--- Begin RECORDS FOR THE TASK ---

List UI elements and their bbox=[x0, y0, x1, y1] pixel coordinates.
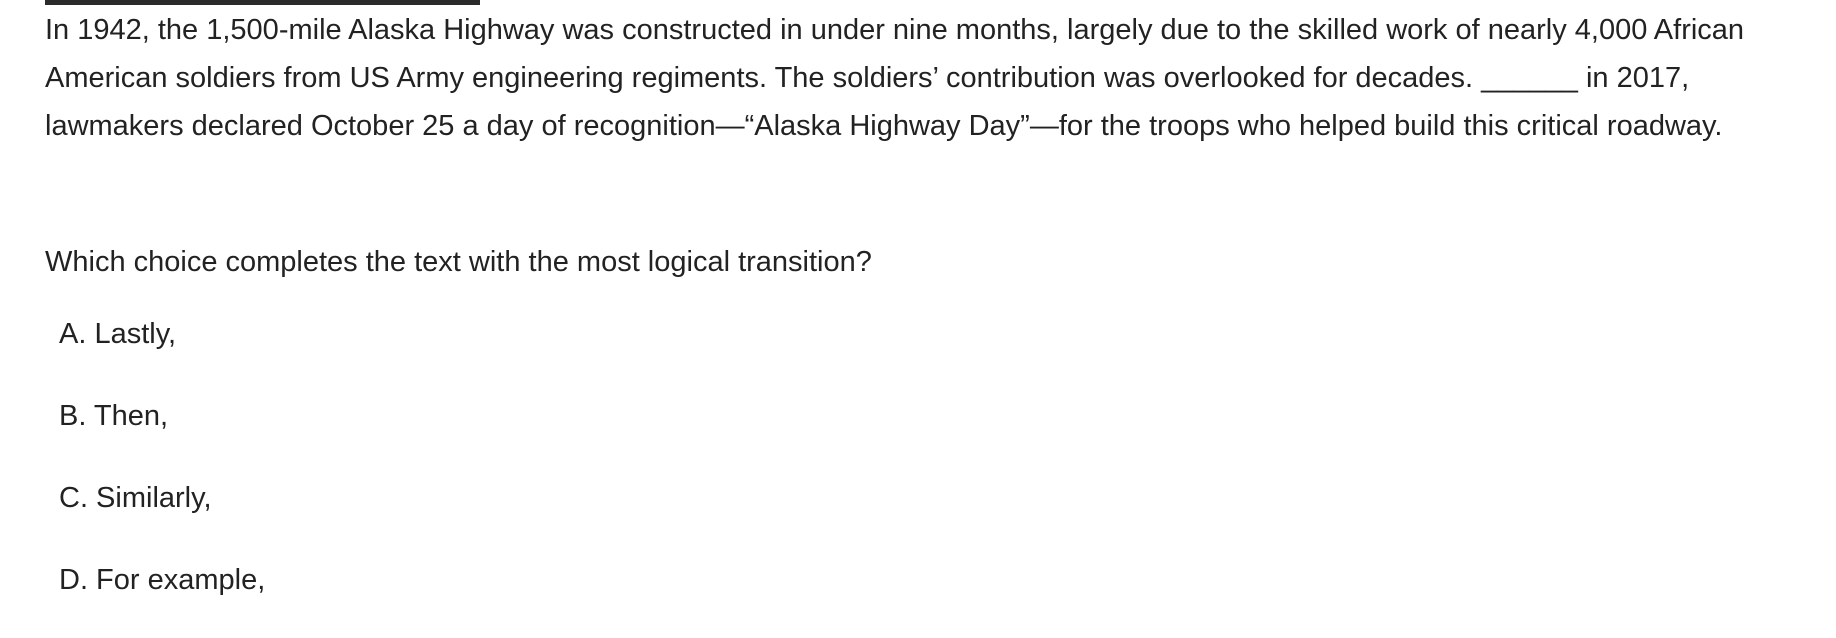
choice-c[interactable]: C. Similarly, bbox=[59, 482, 212, 514]
answer-choices: A. Lastly, B. Then, C. Similarly, D. For… bbox=[59, 310, 265, 638]
choice-a[interactable]: A. Lastly, bbox=[59, 318, 177, 350]
choice-b[interactable]: B. Then, bbox=[59, 400, 169, 432]
top-divider-bar bbox=[45, 0, 480, 5]
question-prompt: Which choice completes the text with the… bbox=[45, 246, 872, 278]
passage-text: In 1942, the 1,500-mile Alaska Highway w… bbox=[45, 14, 1745, 142]
choice-d[interactable]: D. For example, bbox=[59, 564, 266, 596]
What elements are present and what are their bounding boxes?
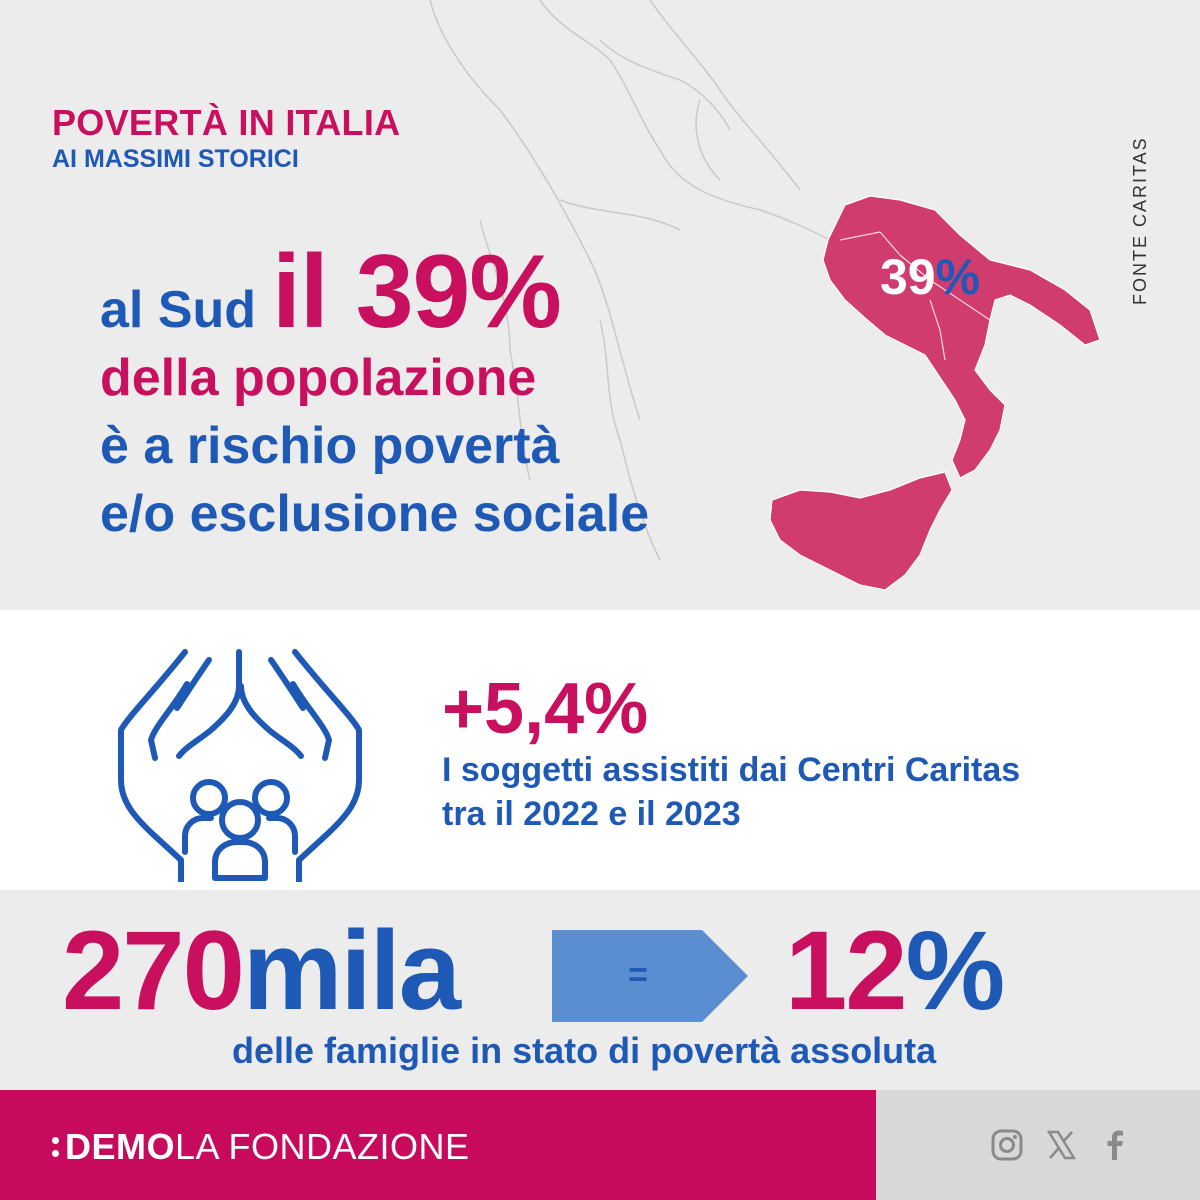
x-icon[interactable] xyxy=(1044,1128,1078,1162)
families-percent-sign: % xyxy=(905,908,1006,1033)
headline-line-4: e/o esclusione sociale xyxy=(100,485,650,543)
assistance-section: +5,4% I soggetti assistiti dai Centri Ca… xyxy=(0,610,1200,890)
families-number: 270 xyxy=(62,908,245,1033)
top-section: POVERTÀ IN ITALIA AI MASSIMI STORICI FON… xyxy=(52,0,1150,591)
arrow-shape xyxy=(552,930,748,1022)
headline-line-2: della popolazione xyxy=(100,349,537,407)
social-links xyxy=(990,1128,1132,1162)
map-percent-label: 39% xyxy=(880,248,980,306)
equals-sign: = xyxy=(628,956,648,994)
headline-line-3: è a rischio povertà xyxy=(100,417,560,475)
stat-value: +5,4% xyxy=(442,669,649,749)
stat-line-1: I soggetti assistiti dai Centri Caritas xyxy=(442,751,1021,789)
page-subtitle: AI MASSIMI STORICI xyxy=(52,145,299,173)
map-borders xyxy=(429,0,831,561)
families-count: 270mila xyxy=(62,906,461,1035)
footer: DEMO LA FONDAZIONE xyxy=(0,1090,1200,1200)
page-title: POVERTÀ IN ITALIA xyxy=(52,102,401,143)
facebook-icon[interactable] xyxy=(1098,1128,1132,1162)
families-percent-number: 12 xyxy=(785,908,908,1033)
headline-highlight: il 39% xyxy=(272,234,562,350)
brand-name: DEMO xyxy=(65,1126,175,1167)
stat-description: I soggetti assistiti dai Centri Caritas … xyxy=(442,748,1020,836)
headline: al Sud il 39% della popolazione è a risc… xyxy=(100,240,649,548)
families-unit: mila xyxy=(242,908,461,1033)
map-label-percent: % xyxy=(935,249,981,305)
italy-map xyxy=(429,0,1101,591)
south-italy-region xyxy=(769,195,1101,591)
brand-tagline: LA FONDAZIONE xyxy=(175,1126,470,1167)
hands-family-icon xyxy=(118,649,362,882)
families-caption: delle famiglie in stato di povertà assol… xyxy=(232,1030,937,1071)
families-section: 270mila = 12% delle famiglie in stato di… xyxy=(0,890,1200,1090)
instagram-icon[interactable] xyxy=(990,1128,1024,1162)
brand-colon-mark xyxy=(52,1137,59,1157)
footer-brand-bar: DEMO LA FONDAZIONE xyxy=(0,1090,876,1200)
map-label-number: 39 xyxy=(880,249,936,305)
stat-line-2: tra il 2022 e il 2023 xyxy=(442,795,741,833)
brand-logo[interactable]: DEMO LA FONDAZIONE xyxy=(52,1126,470,1168)
families-percent: 12% xyxy=(785,906,1006,1035)
headline-prefix: al Sud xyxy=(100,281,257,339)
source-label: FONTE CARITAS xyxy=(1130,136,1150,305)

--- End RECORDS FOR THE TASK ---

- [WHAT IS BEING ASKED] Pull out every line in the entries above that contains the string "page", and list each one in full.

- [WRITTEN ANSWER]
page-subtitle: AI MASSIMI STORICI xyxy=(52,145,299,173)
page-title: POVERTÀ IN ITALIA xyxy=(52,102,401,143)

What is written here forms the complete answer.